PROBLEM DESCRIPTION »
From the entries below, gather each line containing the word "escrito".

══ MATERIAL

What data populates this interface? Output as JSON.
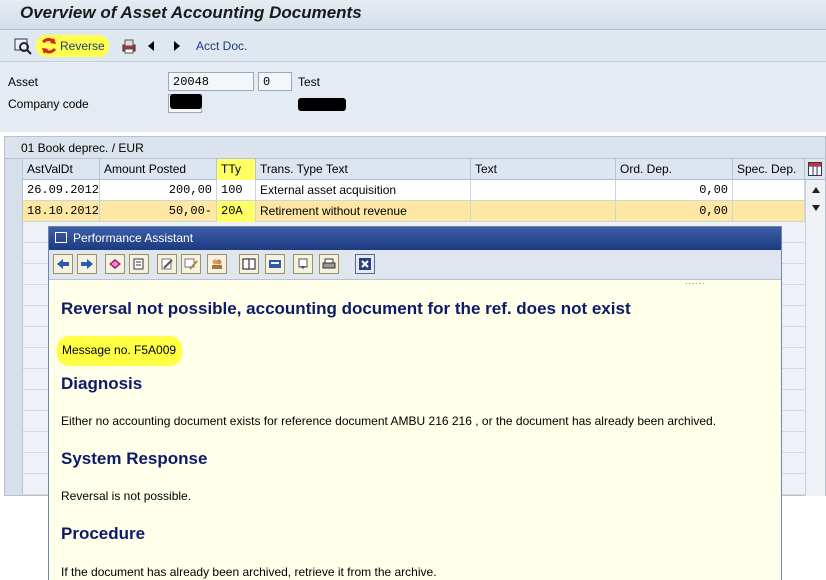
{
  "window": {
    "title": "Overview of Asset Accounting Documents"
  },
  "toolbar": {
    "reverse_label": "Reverse",
    "acct_doc_label": "Acct Doc."
  },
  "header": {
    "asset_label": "Asset",
    "asset_number": "20048",
    "asset_subnumber": "0",
    "asset_description": "Test",
    "company_code_label": "Company code"
  },
  "table": {
    "title": "01 Book deprec. / EUR",
    "columns": [
      "AstValDt",
      "Amount Posted",
      "TTy",
      "Trans. Type Text",
      "Text",
      "Ord. Dep.",
      "Spec. Dep."
    ],
    "rows": [
      {
        "date": "26.09.2012",
        "amount": "200,00",
        "tty": "100",
        "ttext": "External asset acquisition",
        "text": "",
        "ord": "0,00",
        "spec": ""
      },
      {
        "date": "18.10.2012",
        "amount": "50,00-",
        "tty": "20A",
        "ttext": "Retirement without revenue",
        "text": "",
        "ord": "0,00",
        "spec": ""
      }
    ]
  },
  "assistant": {
    "title": "Performance Assistant",
    "message_title": "Reversal not possible, accounting document for the ref. does not exist",
    "message_no": "Message no. F5A009",
    "diagnosis_heading": "Diagnosis",
    "diagnosis_text": "Either no accounting document exists for reference document AMBU  216 216  , or the document has already been archived.",
    "response_heading": "System Response",
    "response_text": "Reversal is not possible.",
    "procedure_heading": "Procedure",
    "procedure_text": "If the document has already been archived, retrieve it from the archive."
  },
  "colors": {
    "highlight": "#ffff44",
    "selected_row": "#fde7a3",
    "heading": "#0c1a6b",
    "titlebar_blue": "#1d3a80"
  }
}
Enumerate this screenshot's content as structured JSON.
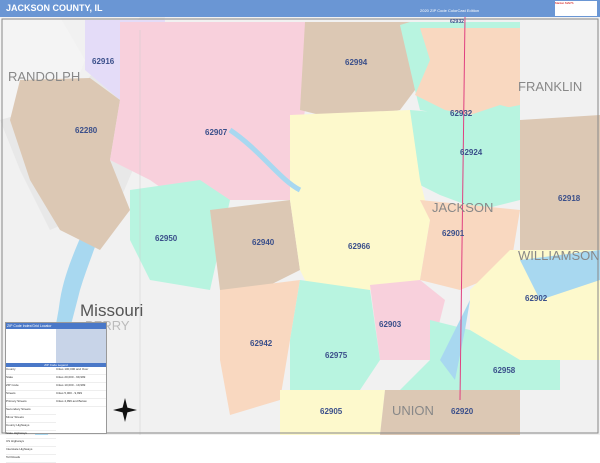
{
  "header": {
    "title": "JACKSON COUNTY, IL",
    "edition": "2020 ZIP Code ColorCast Edition",
    "logo_text": "Market MAPS"
  },
  "zips": {
    "z62916": "62916",
    "z62994": "62994",
    "z62932a": "62932",
    "z62932b": "62932",
    "z62280": "62280",
    "z62907": "62907",
    "z62924": "62924",
    "z62950": "62950",
    "z62940": "62940",
    "z62966": "62966",
    "z62901": "62901",
    "z62918": "62918",
    "z62902": "62902",
    "z62903": "62903",
    "z62942": "62942",
    "z62975": "62975",
    "z62958": "62958",
    "z62905": "62905",
    "z62920": "62920"
  },
  "counties": {
    "randolph": "RANDOLPH",
    "franklin": "FRANKLIN",
    "jackson": "JACKSON",
    "williamson": "WILLIAMSON",
    "missouri": "Missouri",
    "perry": "PERRY",
    "union": "UNION"
  },
  "legend": {
    "title": "ZIP Code Index/Grid Locator",
    "section2": "ZIP Code Legend",
    "rows": [
      "County",
      "State",
      "ZIP Code",
      "Streets",
      "Primary Streets",
      "Secondary Streets",
      "Minor Streets",
      "County Highways",
      "State Highways",
      "US Highways",
      "Interstate Highways",
      "Toll Roads"
    ],
    "cities": [
      "Cities 100,000 and Over",
      "Cities 20,000 - 99,999",
      "Cities 10,000 - 19,999",
      "Cities 5,000 - 9,999",
      "Cities 4,999 and Below"
    ]
  }
}
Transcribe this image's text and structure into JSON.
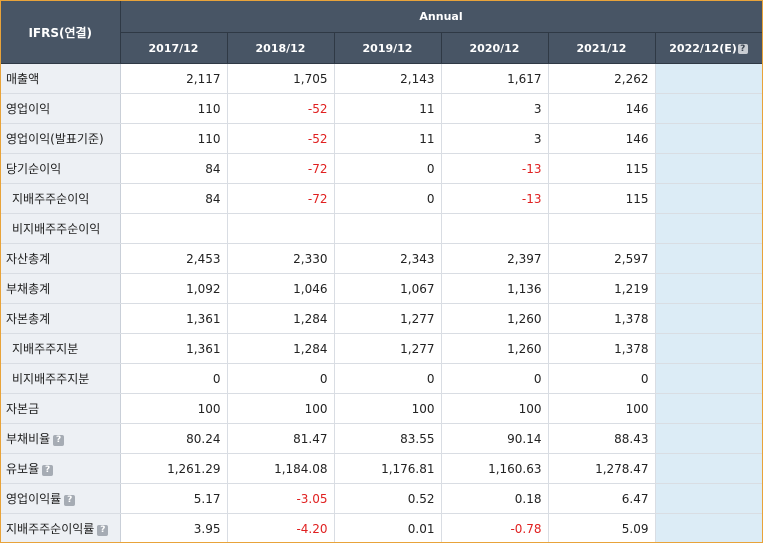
{
  "header": {
    "corner_label": "IFRS(연결)",
    "group_label": "Annual",
    "periods": [
      "2017/12",
      "2018/12",
      "2019/12",
      "2020/12",
      "2021/12",
      "2022/12(E)"
    ],
    "estimate_help_icon": "question-mark-icon"
  },
  "rows": [
    {
      "label": "매출액",
      "values": [
        "2,117",
        "1,705",
        "2,143",
        "1,617",
        "2,262",
        ""
      ]
    },
    {
      "label": "영업이익",
      "values": [
        "110",
        "-52",
        "11",
        "3",
        "146",
        ""
      ]
    },
    {
      "label": "영업이익(발표기준)",
      "values": [
        "110",
        "-52",
        "11",
        "3",
        "146",
        ""
      ]
    },
    {
      "label": "당기순이익",
      "values": [
        "84",
        "-72",
        "0",
        "-13",
        "115",
        ""
      ]
    },
    {
      "label": "지배주주순이익",
      "values": [
        "84",
        "-72",
        "0",
        "-13",
        "115",
        ""
      ]
    },
    {
      "label": "비지배주주순이익",
      "values": [
        "",
        "",
        "",
        "",
        "",
        ""
      ]
    },
    {
      "label": "자산총계",
      "values": [
        "2,453",
        "2,330",
        "2,343",
        "2,397",
        "2,597",
        ""
      ]
    },
    {
      "label": "부채총계",
      "values": [
        "1,092",
        "1,046",
        "1,067",
        "1,136",
        "1,219",
        ""
      ]
    },
    {
      "label": "자본총계",
      "values": [
        "1,361",
        "1,284",
        "1,277",
        "1,260",
        "1,378",
        ""
      ]
    },
    {
      "label": "지배주주지분",
      "values": [
        "1,361",
        "1,284",
        "1,277",
        "1,260",
        "1,378",
        ""
      ]
    },
    {
      "label": "비지배주주지분",
      "values": [
        "0",
        "0",
        "0",
        "0",
        "0",
        ""
      ]
    },
    {
      "label": "자본금",
      "values": [
        "100",
        "100",
        "100",
        "100",
        "100",
        ""
      ]
    },
    {
      "label": "부채비율",
      "values": [
        "80.24",
        "81.47",
        "83.55",
        "90.14",
        "88.43",
        ""
      ]
    },
    {
      "label": "유보율",
      "values": [
        "1,261.29",
        "1,184.08",
        "1,176.81",
        "1,160.63",
        "1,278.47",
        ""
      ]
    },
    {
      "label": "영업이익률",
      "values": [
        "5.17",
        "-3.05",
        "0.52",
        "0.18",
        "6.47",
        ""
      ]
    },
    {
      "label": "지배주주순이익률",
      "values": [
        "3.95",
        "-4.20",
        "0.01",
        "-0.78",
        "5.09",
        ""
      ]
    }
  ],
  "colors": {
    "header_bg": "#485565",
    "label_bg": "#edf0f4",
    "estimate_bg": "#dcecf6",
    "negative": "#e02020",
    "border_accent": "#e8a33a"
  }
}
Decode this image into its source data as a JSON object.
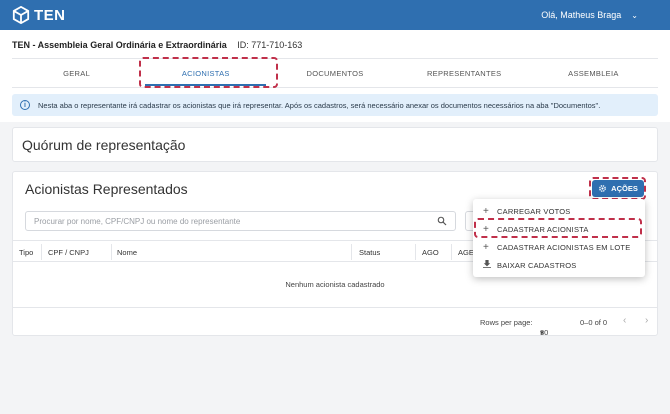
{
  "app": {
    "logo_text": "TEN"
  },
  "user": {
    "greeting": "Olá, Matheus Braga"
  },
  "page": {
    "title": "TEN - Assembleia Geral Ordinária e Extraordinária",
    "id_text": "ID: 771-710-163"
  },
  "tabs": [
    {
      "label": "GERAL"
    },
    {
      "label": "ACIONISTAS",
      "active": true
    },
    {
      "label": "DOCUMENTOS"
    },
    {
      "label": "REPRESENTANTES"
    },
    {
      "label": "ASSEMBLEIA"
    }
  ],
  "info_banner": {
    "text": "Nesta aba o representante irá cadastrar os acionistas que irá representar. Após os cadastros, será necessário anexar os documentos necessários na aba \"Documentos\"."
  },
  "quorum_card": {
    "title": "Quórum de representação"
  },
  "acionistas_card": {
    "title": "Acionistas Representados",
    "actions_label": "AÇÕES",
    "search_placeholder": "Procurar por nome, CPF/CNPJ ou nome do representante",
    "search_value": "",
    "columns": [
      "Tipo",
      "CPF / CNPJ",
      "Nome",
      "Status",
      "AGO",
      "AGE"
    ],
    "empty_text": "Nenhum acionista cadastrado",
    "rows_per_page_label": "Rows per page:",
    "rows_per_page_value": "30",
    "range_text": "0–0 of 0"
  },
  "actions_menu": [
    {
      "label": "CARREGAR VOTOS",
      "icon": "plus-icon"
    },
    {
      "label": "CADASTRAR ACIONISTA",
      "icon": "plus-icon"
    },
    {
      "label": "CADASTRAR ACIONISTAS EM LOTE",
      "icon": "plus-icon"
    },
    {
      "label": "BAIXAR CADASTROS",
      "icon": "download-icon"
    }
  ],
  "colors": {
    "primary": "#2f6fb0",
    "highlight": "#c0304a",
    "info_bg": "#e2effb"
  }
}
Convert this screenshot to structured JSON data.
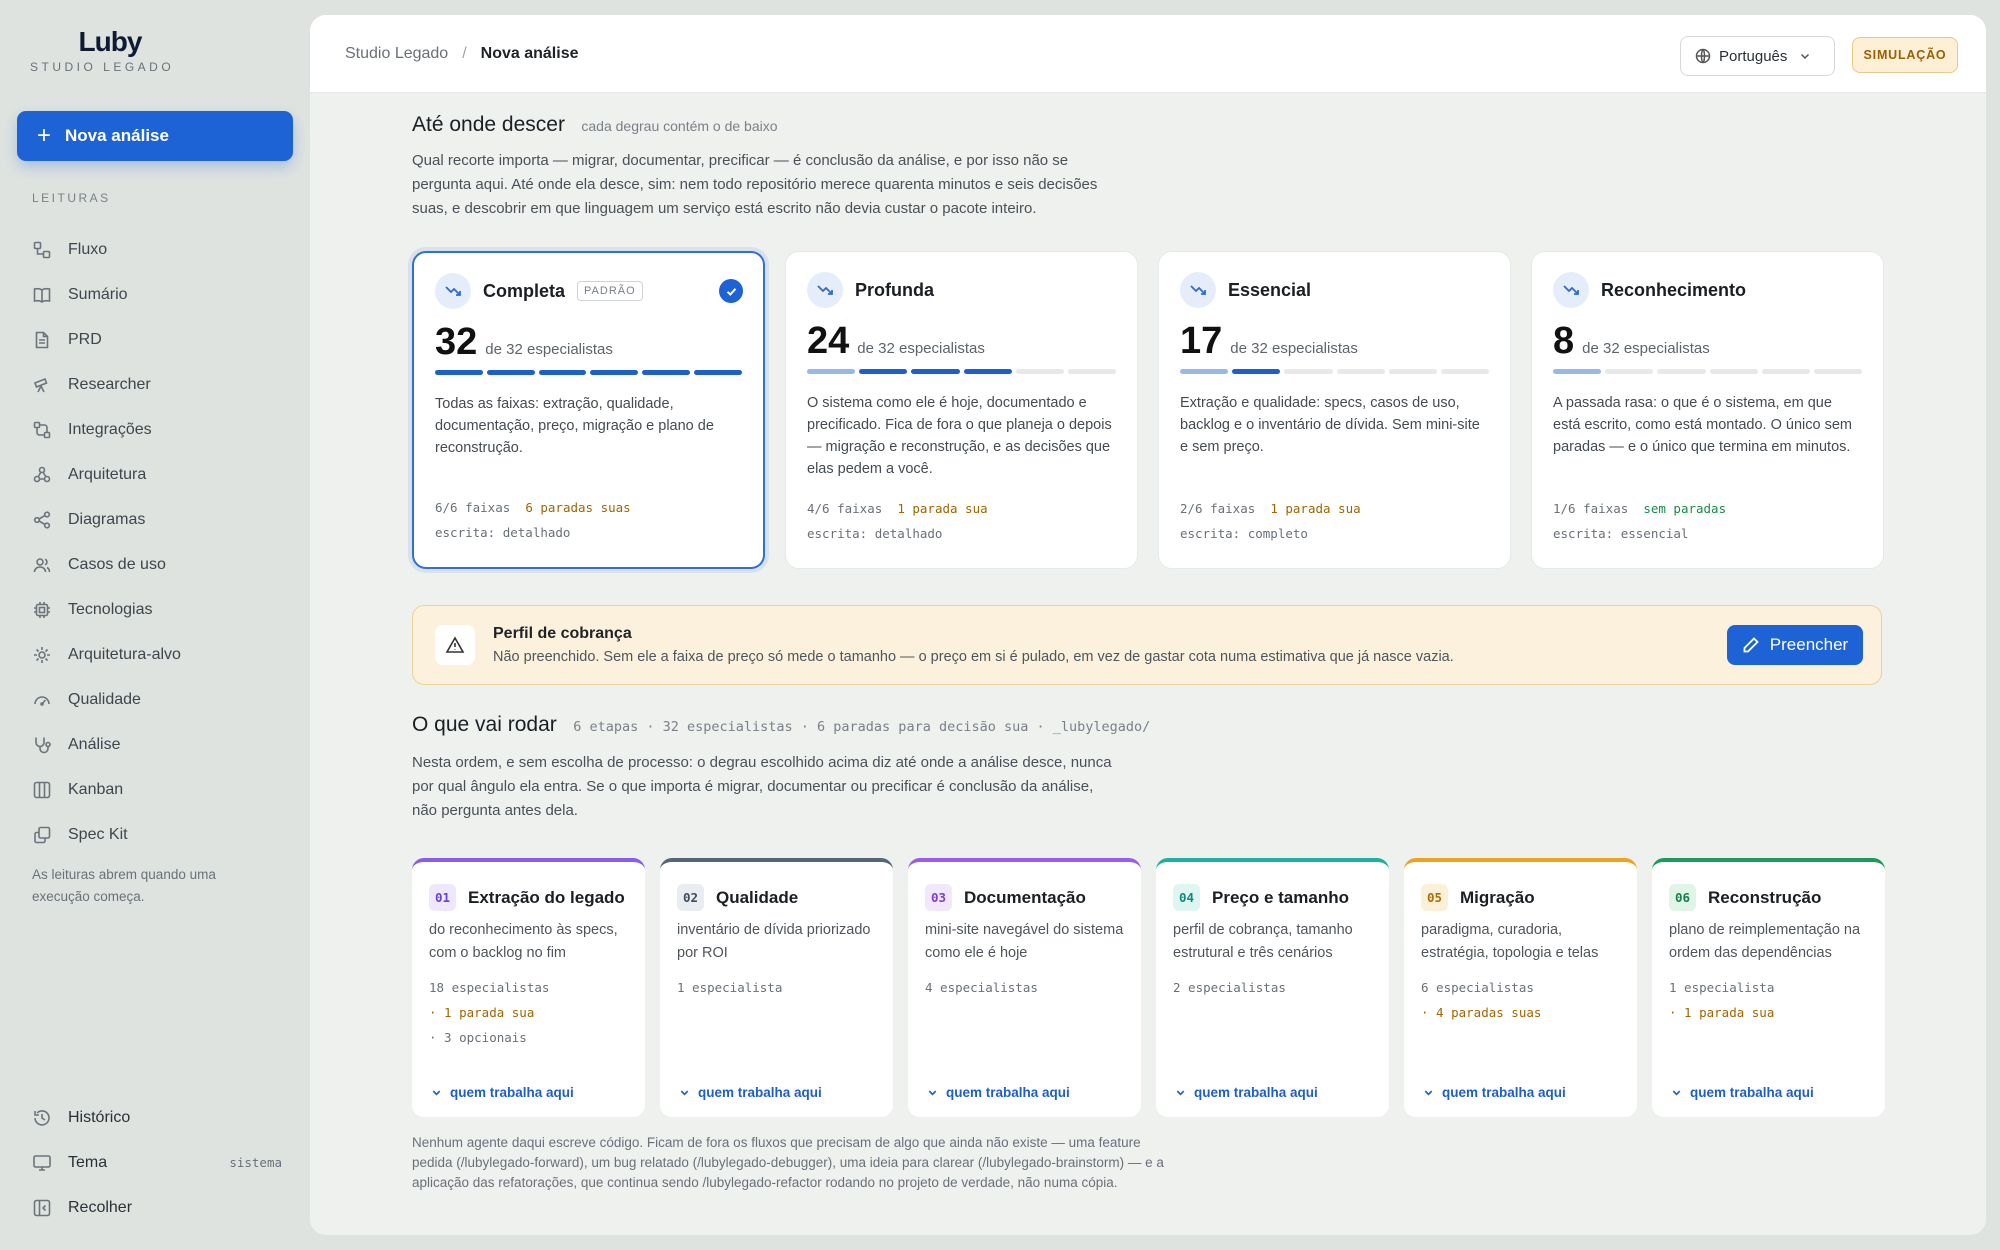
{
  "brand": {
    "logo": "Luby",
    "subtitle": "STUDIO LEGADO"
  },
  "sidebar": {
    "new_button": "Nova análise",
    "section_label": "LEITURAS",
    "items": [
      {
        "label": "Fluxo",
        "icon": "flow-icon"
      },
      {
        "label": "Sumário",
        "icon": "book-icon"
      },
      {
        "label": "PRD",
        "icon": "document-icon"
      },
      {
        "label": "Researcher",
        "icon": "telescope-icon"
      },
      {
        "label": "Integrações",
        "icon": "integrations-icon"
      },
      {
        "label": "Arquitetura",
        "icon": "architecture-icon"
      },
      {
        "label": "Diagramas",
        "icon": "share-icon"
      },
      {
        "label": "Casos de uso",
        "icon": "users-icon"
      },
      {
        "label": "Tecnologias",
        "icon": "chip-icon"
      },
      {
        "label": "Arquitetura-alvo",
        "icon": "target-architecture-icon"
      },
      {
        "label": "Qualidade",
        "icon": "gauge-icon"
      },
      {
        "label": "Análise",
        "icon": "stethoscope-icon"
      },
      {
        "label": "Kanban",
        "icon": "kanban-icon"
      },
      {
        "label": "Spec Kit",
        "icon": "copy-icon"
      }
    ],
    "note": "As leituras abrem quando uma execução começa.",
    "bottom": {
      "history": "Histórico",
      "theme": "Tema",
      "theme_value": "sistema",
      "collapse": "Recolher"
    }
  },
  "header": {
    "crumb_root": "Studio Legado",
    "crumb_current": "Nova análise",
    "language": "Português",
    "mode_badge": "SIMULAÇÃO"
  },
  "depth": {
    "title": "Até onde descer",
    "hint": "cada degrau contém o de baixo",
    "paragraph": "Qual recorte importa — migrar, documentar, precificar — é conclusão da análise, e por isso não se pergunta aqui. Até onde ela desce, sim: nem todo repositório merece quarenta minutos e seis decisões suas, e descobrir em que linguagem um serviço está escrito não devia custar o pacote inteiro.",
    "cards": [
      {
        "name": "Completa",
        "badge": "PADRÃO",
        "selected": true,
        "count": "32",
        "of": "de 32 especialistas",
        "filled": 6,
        "desc": "Todas as faixas: extração, qualidade, documentação, preço, migração e plano de reconstrução.",
        "faixas": "6/6 faixas",
        "paradas": "6 paradas suas",
        "escrita": "escrita: detalhado"
      },
      {
        "name": "Profunda",
        "count": "24",
        "of": "de 32 especialistas",
        "filled": 4,
        "desc": "O sistema como ele é hoje, documentado e precificado. Fica de fora o que planeja o depois — migração e reconstrução, e as decisões que elas pedem a você.",
        "faixas": "4/6 faixas",
        "paradas": "1 parada sua",
        "escrita": "escrita: detalhado"
      },
      {
        "name": "Essencial",
        "count": "17",
        "of": "de 32 especialistas",
        "filled": 2,
        "desc": "Extração e qualidade: specs, casos de uso, backlog e o inventário de dívida. Sem mini-site e sem preço.",
        "faixas": "2/6 faixas",
        "paradas": "1 parada sua",
        "escrita": "escrita: completo"
      },
      {
        "name": "Reconhecimento",
        "count": "8",
        "of": "de 32 especialistas",
        "filled": 1,
        "desc": "A passada rasa: o que é o sistema, em que está escrito, como está montado. O único sem paradas — e o único que termina em minutos.",
        "faixas": "1/6 faixas",
        "paradas": "sem paradas",
        "escrita": "escrita: essencial"
      }
    ]
  },
  "perfil": {
    "title": "Perfil de cobrança",
    "desc": "Não preenchido. Sem ele a faixa de preço só mede o tamanho — o preço em si é pulado, em vez de gastar cota numa estimativa que já nasce vazia.",
    "button": "Preencher"
  },
  "run": {
    "title": "O que vai rodar",
    "meta": "6 etapas · 32 especialistas · 6 paradas para decisão sua · _lubylegado/",
    "paragraph": "Nesta ordem, e sem escolha de processo: o degrau escolhido acima diz até onde a análise desce, nunca por qual ângulo ela entra. Se o que importa é migrar, documentar ou precificar é conclusão da análise, não pergunta antes dela.",
    "steps": [
      {
        "num": "01",
        "name": "Extração do legado",
        "desc": "do reconhecimento às specs, com o backlog no fim",
        "meta": [
          "18 especialistas",
          "· 1 parada sua",
          "· 3 opcionais"
        ],
        "link": "quem trabalha aqui",
        "color": "#8a5cf0",
        "numbg": "#efe8fd",
        "numfg": "#6a3fd6"
      },
      {
        "num": "02",
        "name": "Qualidade",
        "desc": "inventário de dívida priorizado por ROI",
        "meta": [
          "1 especialista"
        ],
        "link": "quem trabalha aqui",
        "color": "#55657a",
        "numbg": "#e9ecf0",
        "numfg": "#3f4c5c"
      },
      {
        "num": "03",
        "name": "Documentação",
        "desc": "mini-site navegável do sistema como ele é hoje",
        "meta": [
          "4 especialistas"
        ],
        "link": "quem trabalha aqui",
        "color": "#9a5cf0",
        "numbg": "#f1e8fd",
        "numfg": "#7a3fd6"
      },
      {
        "num": "04",
        "name": "Preço e tamanho",
        "desc": "perfil de cobrança, tamanho estrutural e três cenários",
        "meta": [
          "2 especialistas"
        ],
        "link": "quem trabalha aqui",
        "color": "#1bb0a0",
        "numbg": "#dff5f2",
        "numfg": "#0f8a7d"
      },
      {
        "num": "05",
        "name": "Migração",
        "desc": "paradigma, curadoria, estratégia, topologia e telas",
        "meta": [
          "6 especialistas",
          "· 4 paradas suas"
        ],
        "link": "quem trabalha aqui",
        "color": "#f0a21c",
        "numbg": "#fdf0d8",
        "numfg": "#b06e00"
      },
      {
        "num": "06",
        "name": "Reconstrução",
        "desc": "plano de reimplementação na ordem das dependências",
        "meta": [
          "1 especialista",
          "· 1 parada sua"
        ],
        "link": "quem trabalha aqui",
        "color": "#1b9a5a",
        "numbg": "#e0f4e8",
        "numfg": "#17804a"
      }
    ]
  },
  "footnote": "Nenhum agente daqui escreve código. Ficam de fora os fluxos que precisam de algo que ainda não existe — uma feature pedida (/lubylegado-forward), um bug relatado (/lubylegado-debugger), uma ideia para clarear (/lubylegado-brainstorm) — e a aplicação das refatorações, que continua sendo /lubylegado-refactor rodando no projeto de verdade, não numa cópia."
}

════

RESPONSE TO THIS TASK »
    "paragraph": "Qual recorte importa — migrar, documentar, precificar — é conclusão da análise, e por isso não se pergunta aqui. Até onde ela desce, sim: nem todo repositório merece quarenta minutos e seis decisões suas, e descobrir em que linguagem um serviço está escrito não devia custar o pacote inteiro.",
        "desc": "A passada rasa: o que é o sistema, em que está escrito, como está montado. O único sem paradas — e o único que termina em minutos.",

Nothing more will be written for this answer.